> [SET TASK]: Write out the material again word for word, dropping any images it holds.

── RECORDS FOR THE TASK ──

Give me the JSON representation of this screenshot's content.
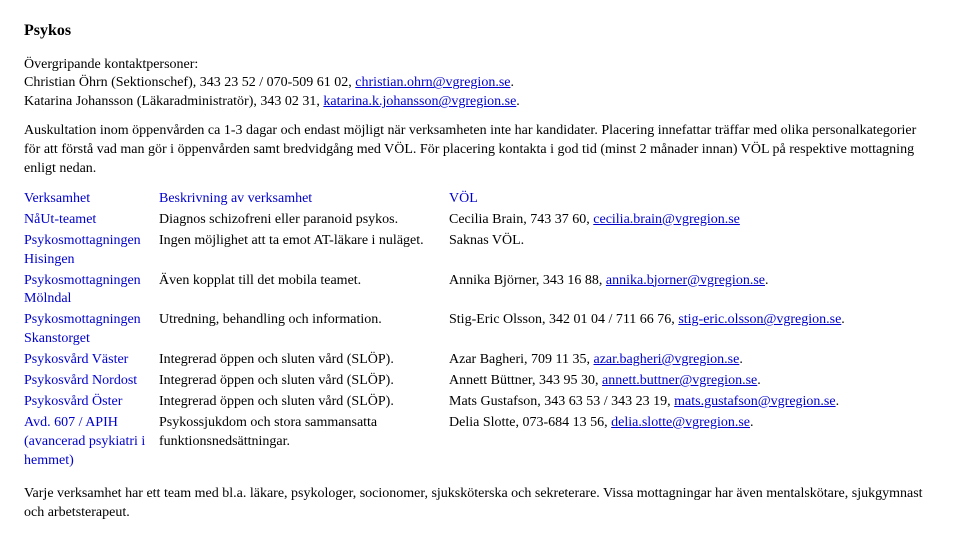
{
  "title": "Psykos",
  "intro": {
    "heading": "Övergripande kontaktpersoner:",
    "line1_a": "Christian Öhrn (Sektionschef), 343 23 52 / 070-509 61 02, ",
    "line1_link": "christian.ohrn@vgregion.se",
    "line1_b": ".",
    "line2_a": "Katarina Johansson (Läkaradministratör), 343 02 31, ",
    "line2_link": "katarina.k.johansson@vgregion.se",
    "line2_b": "."
  },
  "para": "Auskultation inom öppenvården ca 1-3 dagar och endast möjligt när verksamheten inte har kandidater. Placering innefattar träffar med olika personalkategorier för att förstå vad man gör i öppenvården samt bredvidgång med VÖL. För placering kontakta i god tid (minst 2 månader innan) VÖL på respektive mottagning enligt nedan.",
  "table": {
    "headers": [
      "Verksamhet",
      "Beskrivning av verksamhet",
      "VÖL"
    ],
    "rows": [
      {
        "name": "NåUt-teamet",
        "desc": "Diagnos schizofreni eller paranoid psykos.",
        "vol_a": "Cecilia Brain, 743 37 60, ",
        "vol_link": "cecilia.brain@vgregion.se",
        "vol_b": ""
      },
      {
        "name": "Psykosmottagningen Hisingen",
        "desc": "Ingen möjlighet att ta emot AT-läkare i nuläget.",
        "vol_a": "Saknas VÖL.",
        "vol_link": "",
        "vol_b": ""
      },
      {
        "name": "Psykosmottagningen Mölndal",
        "desc": "Även kopplat till det mobila teamet.",
        "vol_a": "Annika Björner, 343 16 88, ",
        "vol_link": "annika.bjorner@vgregion.se",
        "vol_b": "."
      },
      {
        "name": "Psykosmottagningen Skanstorget",
        "desc": "Utredning, behandling och information.",
        "vol_a": "Stig-Eric Olsson, 342 01 04 / 711 66 76, ",
        "vol_link": "stig-eric.olsson@vgregion.se",
        "vol_b": "."
      },
      {
        "name": "Psykosvård Väster",
        "desc": "Integrerad öppen och sluten vård (SLÖP).",
        "vol_a": "Azar Bagheri, 709 11 35, ",
        "vol_link": "azar.bagheri@vgregion.se",
        "vol_b": "."
      },
      {
        "name": "Psykosvård Nordost",
        "desc": "Integrerad öppen och sluten vård (SLÖP).",
        "vol_a": "Annett Büttner, 343 95 30, ",
        "vol_link": "annett.buttner@vgregion.se",
        "vol_b": "."
      },
      {
        "name": "Psykosvård Öster",
        "desc": "Integrerad öppen och sluten vård (SLÖP).",
        "vol_a": "Mats Gustafson, 343 63 53 / 343 23 19, ",
        "vol_link": "mats.gustafson@vgregion.se",
        "vol_b": "."
      },
      {
        "name": "Avd. 607 / APIH (avancerad psykiatri i hemmet)",
        "desc": "Psykossjukdom och stora sammansatta funktionsnedsättningar.",
        "vol_a": "Delia Slotte, 073-684 13 56, ",
        "vol_link": "delia.slotte@vgregion.se",
        "vol_b": "."
      }
    ]
  },
  "footer": "Varje verksamhet har ett team med bl.a. läkare, psykologer, socionomer, sjuksköterska och sekreterare. Vissa mottagningar har även mentalskötare, sjukgymnast och arbetsterapeut."
}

───

> [FULL ANSWER]:
Give me the JSON representation of this screenshot's content.
{
  "title": "Psykos",
  "intro": {
    "heading": "Övergripande kontaktpersoner:",
    "line1_a": "Christian Öhrn (Sektionschef), 343 23 52 / 070-509 61 02, ",
    "line1_link": "christian.ohrn@vgregion.se",
    "line1_b": ".",
    "line2_a": "Katarina Johansson (Läkaradministratör), 343 02 31, ",
    "line2_link": "katarina.k.johansson@vgregion.se",
    "line2_b": "."
  },
  "para": "Auskultation inom öppenvården ca 1-3 dagar och endast möjligt när verksamheten inte har kandidater. Placering innefattar träffar med olika personalkategorier för att förstå vad man gör i öppenvården samt bredvidgång med VÖL. För placering kontakta i god tid (minst 2 månader innan) VÖL på respektive mottagning enligt nedan.",
  "table": {
    "headers": [
      "Verksamhet",
      "Beskrivning av verksamhet",
      "VÖL"
    ],
    "rows": [
      {
        "name": "NåUt-teamet",
        "desc": "Diagnos schizofreni eller paranoid psykos.",
        "vol_a": "Cecilia Brain, 743 37 60, ",
        "vol_link": "cecilia.brain@vgregion.se",
        "vol_b": ""
      },
      {
        "name": "Psykosmottagningen Hisingen",
        "desc": "Ingen möjlighet att ta emot AT-läkare i nuläget.",
        "vol_a": "Saknas VÖL.",
        "vol_link": "",
        "vol_b": ""
      },
      {
        "name": "Psykosmottagningen Mölndal",
        "desc": "Även kopplat till det mobila teamet.",
        "vol_a": "Annika Björner, 343 16 88, ",
        "vol_link": "annika.bjorner@vgregion.se",
        "vol_b": "."
      },
      {
        "name": "Psykosmottagningen Skanstorget",
        "desc": "Utredning, behandling och information.",
        "vol_a": "Stig-Eric Olsson, 342 01 04 / 711 66 76, ",
        "vol_link": "stig-eric.olsson@vgregion.se",
        "vol_b": "."
      },
      {
        "name": "Psykosvård Väster",
        "desc": "Integrerad öppen och sluten vård (SLÖP).",
        "vol_a": "Azar Bagheri, 709 11 35, ",
        "vol_link": "azar.bagheri@vgregion.se",
        "vol_b": "."
      },
      {
        "name": "Psykosvård Nordost",
        "desc": "Integrerad öppen och sluten vård (SLÖP).",
        "vol_a": "Annett Büttner, 343 95 30, ",
        "vol_link": "annett.buttner@vgregion.se",
        "vol_b": "."
      },
      {
        "name": "Psykosvård Öster",
        "desc": "Integrerad öppen och sluten vård (SLÖP).",
        "vol_a": "Mats Gustafson, 343 63 53 / 343 23 19, ",
        "vol_link": "mats.gustafson@vgregion.se",
        "vol_b": "."
      },
      {
        "name": "Avd. 607 / APIH (avancerad psykiatri i hemmet)",
        "desc": "Psykossjukdom och stora sammansatta funktionsnedsättningar.",
        "vol_a": "Delia Slotte, 073-684 13 56, ",
        "vol_link": "delia.slotte@vgregion.se",
        "vol_b": "."
      }
    ]
  },
  "footer": "Varje verksamhet har ett team med bl.a. läkare, psykologer, socionomer, sjuksköterska och sekreterare. Vissa mottagningar har även mentalskötare, sjukgymnast och arbetsterapeut."
}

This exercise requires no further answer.